**WHAT YOU SHOULD DO:** Transcribe the listing in full, excluding any pictures.

**EXERCISE MATERIAL:**
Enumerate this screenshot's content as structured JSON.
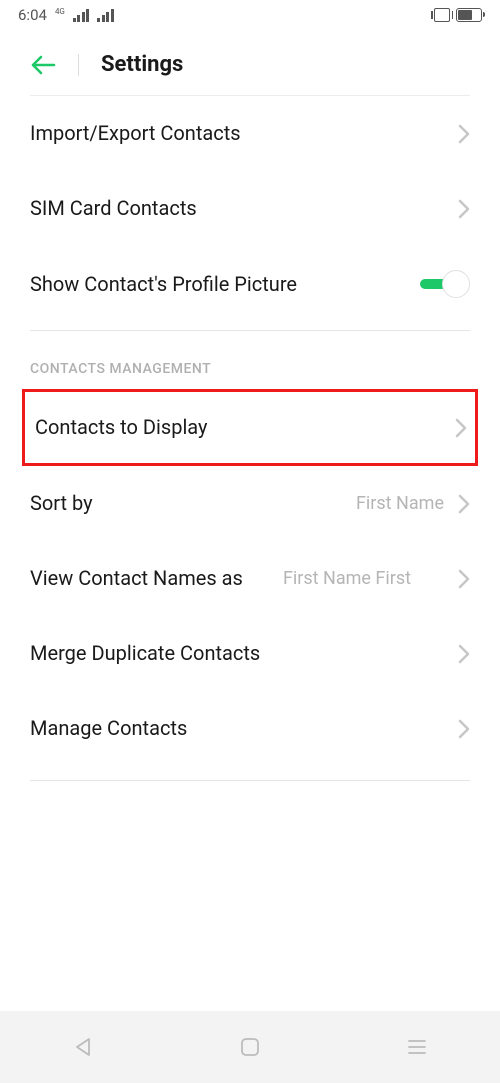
{
  "status": {
    "time": "6:04",
    "network_label": "4G"
  },
  "header": {
    "title": "Settings"
  },
  "rows": {
    "import_export": "Import/Export Contacts",
    "sim_card": "SIM Card Contacts",
    "profile_picture": "Show Contact's Profile Picture",
    "profile_picture_toggle": true
  },
  "section": {
    "management_header": "CONTACTS MANAGEMENT",
    "contacts_to_display": "Contacts to Display",
    "sort_by": "Sort by",
    "sort_by_value": "First Name",
    "view_names_as": "View Contact Names as",
    "view_names_as_value": "First Name First",
    "merge_duplicates": "Merge Duplicate Contacts",
    "manage_contacts": "Manage Contacts"
  }
}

**REPLY TO THE EXERCISE:**
Enumerate this screenshot's content as structured JSON.
{
  "status": {
    "time": "6:04",
    "network_label": "4G"
  },
  "header": {
    "title": "Settings"
  },
  "rows": {
    "import_export": "Import/Export Contacts",
    "sim_card": "SIM Card Contacts",
    "profile_picture": "Show Contact's Profile Picture",
    "profile_picture_toggle": true
  },
  "section": {
    "management_header": "CONTACTS MANAGEMENT",
    "contacts_to_display": "Contacts to Display",
    "sort_by": "Sort by",
    "sort_by_value": "First Name",
    "view_names_as": "View Contact Names as",
    "view_names_as_value": "First Name First",
    "merge_duplicates": "Merge Duplicate Contacts",
    "manage_contacts": "Manage Contacts"
  }
}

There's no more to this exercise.